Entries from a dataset

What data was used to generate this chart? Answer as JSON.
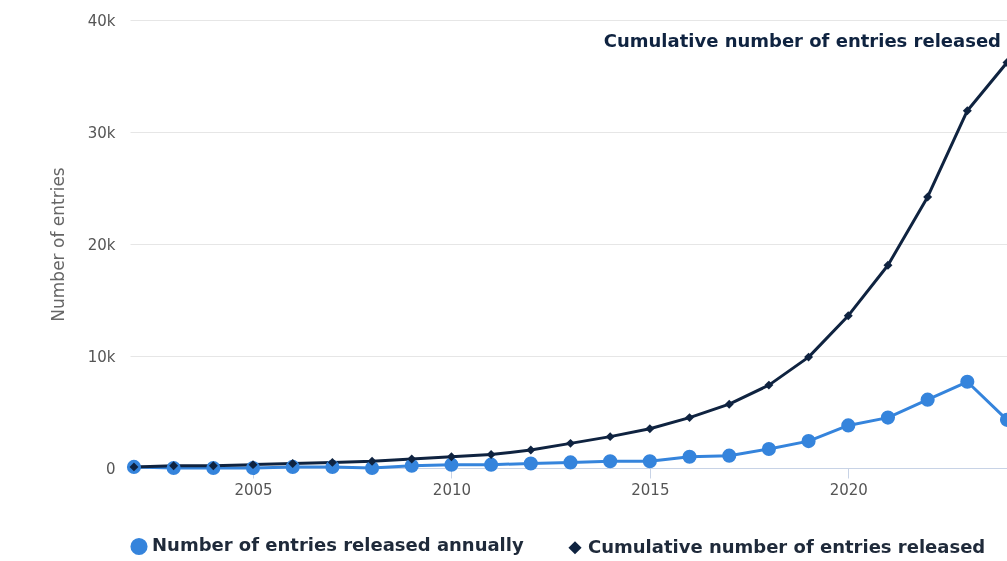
{
  "chart_data": {
    "type": "line",
    "ylabel": "Number of entries",
    "x": [
      2002,
      2003,
      2004,
      2005,
      2006,
      2007,
      2008,
      2009,
      2010,
      2011,
      2012,
      2013,
      2014,
      2015,
      2016,
      2017,
      2018,
      2019,
      2020,
      2021,
      2022,
      2023,
      2024
    ],
    "series": [
      {
        "name": "Number of entries released annually",
        "color": "#3584dc",
        "marker": "circle",
        "values": [
          100,
          0,
          0,
          0,
          100,
          100,
          0,
          200,
          300,
          300,
          400,
          500,
          600,
          600,
          1000,
          1100,
          1700,
          2400,
          3800,
          4500,
          6100,
          7700,
          4300
        ]
      },
      {
        "name": "Cumulative number of entries released",
        "color": "#0f2340",
        "marker": "diamond",
        "values": [
          100,
          200,
          200,
          300,
          400,
          500,
          600,
          800,
          1000,
          1200,
          1600,
          2200,
          2800,
          3500,
          4500,
          5700,
          7400,
          9900,
          13600,
          18100,
          24200,
          31900,
          36200
        ]
      }
    ],
    "xlim": [
      2001.9,
      2024
    ],
    "xticks": [
      2005,
      2010,
      2015,
      2020
    ],
    "ylim": [
      0,
      40000
    ],
    "yticks": [
      0,
      {
        "value": 10000,
        "label": "10k"
      },
      {
        "value": 20000,
        "label": "20k"
      },
      {
        "value": 30000,
        "label": "30k"
      },
      {
        "value": 40000,
        "label": "40k"
      }
    ],
    "annotations": [
      {
        "text": "Cumulative number of entries released",
        "x": 2024,
        "y": 36200
      }
    ],
    "grid": "y",
    "legend": "bottom"
  }
}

_YOUR OBJECTIVE_:
Quote every line word for word and keep the images out of the copy.

_FINAL ANSWER_:
What data was used to generate this chart? Answer as JSON.
{
  "chart_data": {
    "type": "line",
    "ylabel": "Number of entries",
    "x": [
      2002,
      2003,
      2004,
      2005,
      2006,
      2007,
      2008,
      2009,
      2010,
      2011,
      2012,
      2013,
      2014,
      2015,
      2016,
      2017,
      2018,
      2019,
      2020,
      2021,
      2022,
      2023,
      2024
    ],
    "series": [
      {
        "name": "Number of entries released annually",
        "color": "#3584dc",
        "marker": "circle",
        "values": [
          100,
          0,
          0,
          0,
          100,
          100,
          0,
          200,
          300,
          300,
          400,
          500,
          600,
          600,
          1000,
          1100,
          1700,
          2400,
          3800,
          4500,
          6100,
          7700,
          4300
        ]
      },
      {
        "name": "Cumulative number of entries released",
        "color": "#0f2340",
        "marker": "diamond",
        "values": [
          100,
          200,
          200,
          300,
          400,
          500,
          600,
          800,
          1000,
          1200,
          1600,
          2200,
          2800,
          3500,
          4500,
          5700,
          7400,
          9900,
          13600,
          18100,
          24200,
          31900,
          36200
        ]
      }
    ],
    "xlim": [
      2001.9,
      2024
    ],
    "xticks": [
      2005,
      2010,
      2015,
      2020
    ],
    "ylim": [
      0,
      40000
    ],
    "yticks": [
      0,
      {
        "value": 10000,
        "label": "10k"
      },
      {
        "value": 20000,
        "label": "20k"
      },
      {
        "value": 30000,
        "label": "30k"
      },
      {
        "value": 40000,
        "label": "40k"
      }
    ],
    "annotations": [
      {
        "text": "Cumulative number of entries released",
        "x": 2024,
        "y": 36200
      }
    ],
    "grid": "y",
    "legend": "bottom"
  }
}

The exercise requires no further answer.